# START OF Exercise material
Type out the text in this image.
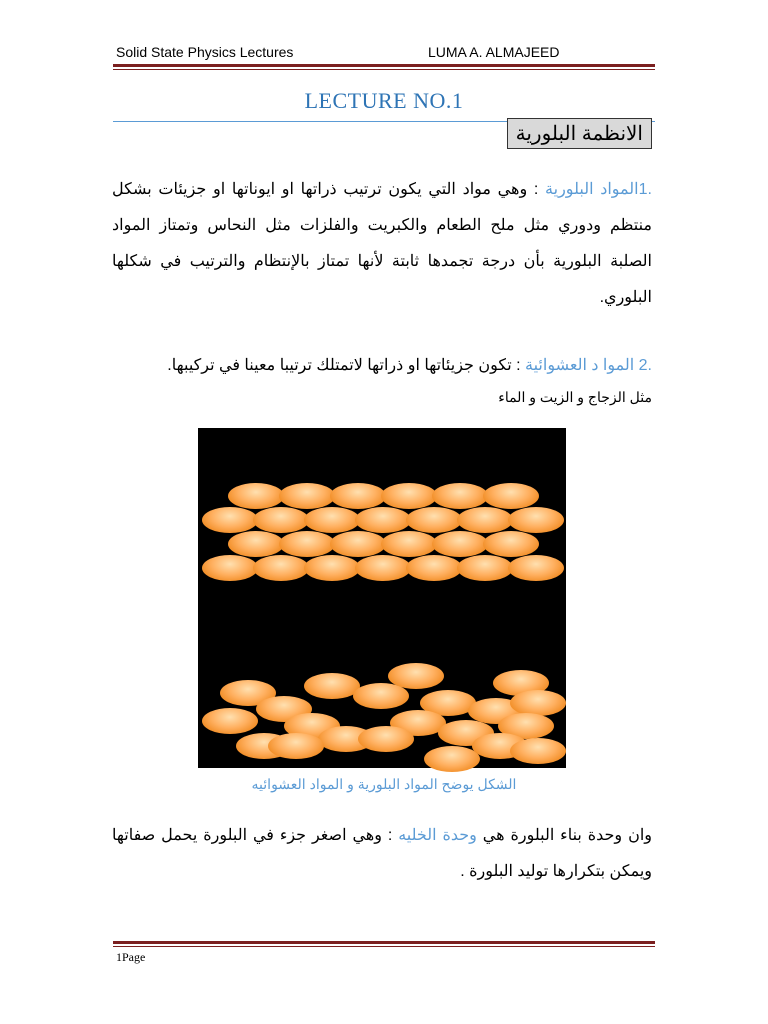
Solid State Physics Lectures	LUMA A. ALMAJEED
LECTURE NO.1
الانظمة البلورية
.1المواد البلورية : وهي مواد التي يكون ترتيب ذراتها او ايوناتها او جزيئات بشكل منتظم ودوري مثل ملح الطعام والكبريت والفلزات مثل النحاس وتمتاز المواد الصلبة البلورية بأن درجة تجمدها ثابتة لأنها تمتاز بالإنتظام والترتيب في شكلها البلوري.
.2 الموا د العشوائية : تكون جزيئاتها او ذراتها لاتمتلك ترتيبا معينا في تركيبها.
مثل الزجاج و الزيت و الماء
الشكل يوضح المواد البلورية و المواد العشوائيه
وان وحدة بناء البلورة هي وحدة الخليه : وهي اصغر جزء في البلورة يحمل صفاتها ويمكن بتكرارها توليد البلورة .
1Page
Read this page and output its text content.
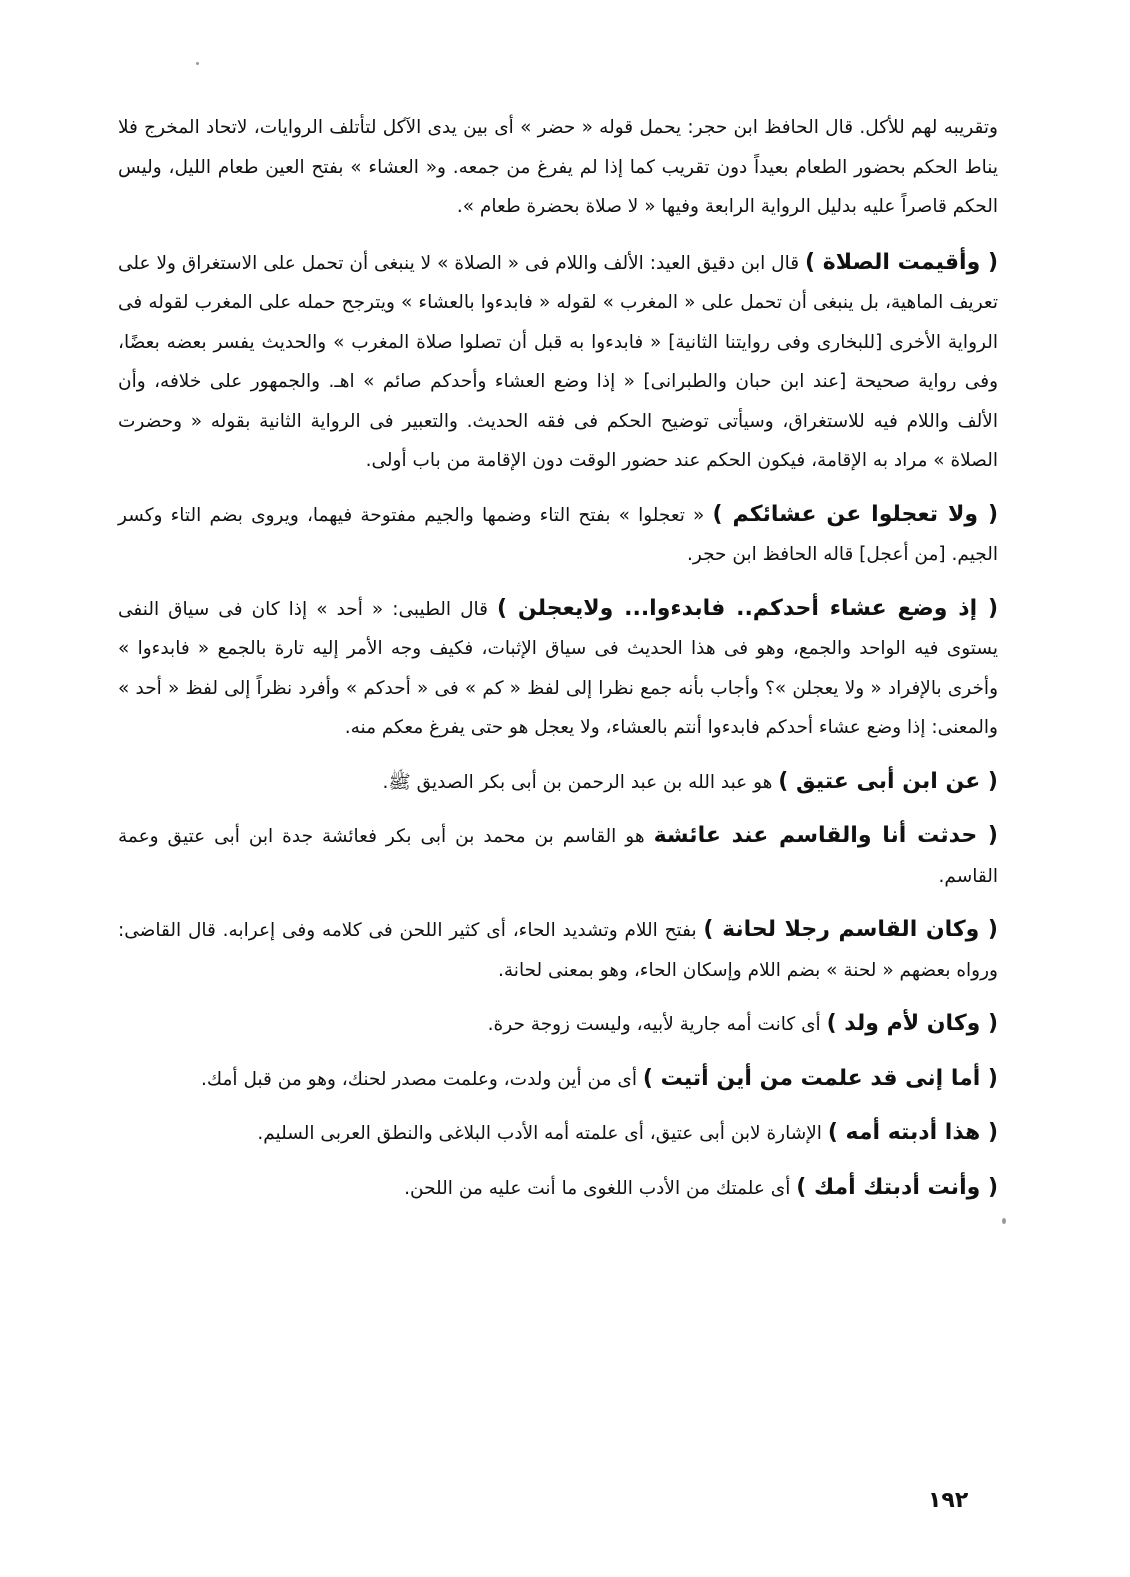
وتقريبه لهم للأكل. قال الحافظ ابن حجر: يحمل قوله « حضر » أى بين يدى الآكل لتأتلف الروايات، لاتحاد المخرج فلا يناط الحكم بحضور الطعام بعيداً دون تقريب كما إذا لم يفرغ من جمعه. و« العشاء » بفتح العين طعام الليل، وليس الحكم قاصراً عليه بدليل الرواية الرابعة وفيها « لا صلاة بحضرة طعام ».

( وأقيمت الصلاة ) قال ابن دقيق العيد: الألف واللام فى « الصلاة » لا ينبغى أن تحمل على الاستغراق ولا على تعريف الماهية، بل ينبغى أن تحمل على « المغرب » لقوله « فابدءوا بالعشاء » ويترجح حمله على المغرب لقوله فى الرواية الأخرى [للبخارى وفى روايتنا الثانية] « فابدءوا به قبل أن تصلوا صلاة المغرب » والحديث يفسر بعضه بعضًا، وفى رواية صحيحة [عند ابن حبان والطبرانى] « إذا وضع العشاء وأحدكم صائم » اهـ. والجمهور على خلافه، وأن الألف واللام فيه للاستغراق، وسيأتى توضيح الحكم فى فقه الحديث. والتعبير فى الرواية الثانية بقوله « وحضرت الصلاة » مراد به الإقامة، فيكون الحكم عند حضور الوقت دون الإقامة من باب أولى.

( ولا تعجلوا عن عشائكم ) « تعجلوا » بفتح التاء وضمها والجيم مفتوحة فيهما، ويروى بضم التاء وكسر الجيم. [من أعجل] قاله الحافظ ابن حجر.

( إذ وضع عشاء أحدكم.. فابدءوا... ولايعجلن ) قال الطيبى: « أحد » إذا كان فى سياق النفى يستوى فيه الواحد والجمع، وهو فى هذا الحديث فى سياق الإثبات، فكيف وجه الأمر إليه تارة بالجمع « فابدءوا » وأخرى بالإفراد « ولا يعجلن »؟ وأجاب بأنه جمع نظرا إلى لفظ « كم » فى « أحدكم » وأفرد نظراً إلى لفظ « أحد » والمعنى: إذا وضع عشاء أحدكم فابدءوا أنتم بالعشاء، ولا يعجل هو حتى يفرغ معكم منه.

( عن ابن أبى عتيق ) هو عبد الله بن عبد الرحمن بن أبى بكر الصديق ﷺ.

( حدثت أنا والقاسم عند عائشة هو القاسم بن محمد بن أبى بكر فعائشة جدة ابن أبى عتيق وعمة القاسم.

( وكان القاسم رجلا لحانة ) بفتح اللام وتشديد الحاء، أى كثير اللحن فى كلامه وفى إعرابه. قال القاضى: ورواه بعضهم « لحنة » بضم اللام وإسكان الحاء، وهو بمعنى لحانة.

( وكان لأم ولد ) أى كانت أمه جارية لأبيه، وليست زوجة حرة.

( أما إنى قد علمت من أين أتيت ) أى من أين ولدت، وعلمت مصدر لحنك، وهو من قبل أمك.

( هذا أدبته أمه ) الإشارة لابن أبى عتيق، أى علمته أمه الأدب البلاغى والنطق العربى السليم.

( وأنت أدبتك أمك ) أى علمتك من الأدب اللغوى ما أنت عليه من اللحن.

١٩٢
# END OF Exercise material
Return the listing above word for word, with the pictures removed.

Type out the text in this image.
Solid State Physics Lectures	LUMA A. ALMAJEED
LECTURE NO.1
الانظمة البلورية
.1المواد البلورية : وهي مواد التي يكون ترتيب ذراتها او ايوناتها او جزيئات بشكل منتظم ودوري مثل ملح الطعام والكبريت والفلزات مثل النحاس وتمتاز المواد الصلبة البلورية بأن درجة تجمدها ثابتة لأنها تمتاز بالإنتظام والترتيب في شكلها البلوري.
.2 الموا د العشوائية : تكون جزيئاتها او ذراتها لاتمتلك ترتيبا معينا في تركيبها.
مثل الزجاج و الزيت و الماء
الشكل يوضح المواد البلورية و المواد العشوائيه
وان وحدة بناء البلورة هي وحدة الخليه : وهي اصغر جزء في البلورة يحمل صفاتها ويمكن بتكرارها توليد البلورة .
1Page
Read this page and output its text content.
وتقريبه لهم للأكل. قال الحافظ ابن حجر: يحمل قوله « حضر » أى بين يدى الآكل لتأتلف الروايات، لاتحاد المخرج فلا يناط الحكم بحضور الطعام بعيداً دون تقريب كما إذا لم يفرغ من جمعه. و« العشاء » بفتح العين طعام الليل، وليس الحكم قاصراً عليه بدليل الرواية الرابعة وفيها « لا صلاة بحضرة طعام ».

( وأقيمت الصلاة ) قال ابن دقيق العيد: الألف واللام فى « الصلاة » لا ينبغى أن تحمل على الاستغراق ولا على تعريف الماهية، بل ينبغى أن تحمل على « المغرب » لقوله « فابدءوا بالعشاء » ويترجح حمله على المغرب لقوله فى الرواية الأخرى [للبخارى وفى روايتنا الثانية] « فابدءوا به قبل أن تصلوا صلاة المغرب » والحديث يفسر بعضه بعضًا، وفى رواية صحيحة [عند ابن حبان والطبرانى] « إذا وضع العشاء وأحدكم صائم » اهـ. والجمهور على خلافه، وأن الألف واللام فيه للاستغراق، وسيأتى توضيح الحكم فى فقه الحديث. والتعبير فى الرواية الثانية بقوله « وحضرت الصلاة » مراد به الإقامة، فيكون الحكم عند حضور الوقت دون الإقامة من باب أولى.

( ولا تعجلوا عن عشائكم ) « تعجلوا » بفتح التاء وضمها والجيم مفتوحة فيهما، ويروى بضم التاء وكسر الجيم. [من أعجل] قاله الحافظ ابن حجر.

( إذ وضع عشاء أحدكم.. فابدءوا... ولايعجلن ) قال الطيبى: « أحد » إذا كان فى سياق النفى يستوى فيه الواحد والجمع، وهو فى هذا الحديث فى سياق الإثبات، فكيف وجه الأمر إليه تارة بالجمع « فابدءوا » وأخرى بالإفراد « ولا يعجلن »؟ وأجاب بأنه جمع نظرا إلى لفظ « كم » فى « أحدكم » وأفرد نظراً إلى لفظ « أحد » والمعنى: إذا وضع عشاء أحدكم فابدءوا أنتم بالعشاء، ولا يعجل هو حتى يفرغ معكم منه.

( عن ابن أبى عتيق ) هو عبد الله بن عبد الرحمن بن أبى بكر الصديق ﷺ.

( حدثت أنا والقاسم عند عائشة هو القاسم بن محمد بن أبى بكر فعائشة جدة ابن أبى عتيق وعمة القاسم.

( وكان القاسم رجلا لحانة ) بفتح اللام وتشديد الحاء، أى كثير اللحن فى كلامه وفى إعرابه. قال القاضى: ورواه بعضهم « لحنة » بضم اللام وإسكان الحاء، وهو بمعنى لحانة.

( وكان لأم ولد ) أى كانت أمه جارية لأبيه، وليست زوجة حرة.

( أما إنى قد علمت من أين أتيت ) أى من أين ولدت، وعلمت مصدر لحنك، وهو من قبل أمك.

( هذا أدبته أمه ) الإشارة لابن أبى عتيق، أى علمته أمه الأدب البلاغى والنطق العربى السليم.

( وأنت أدبتك أمك ) أى علمتك من الأدب اللغوى ما أنت عليه من اللحن.

١٩٢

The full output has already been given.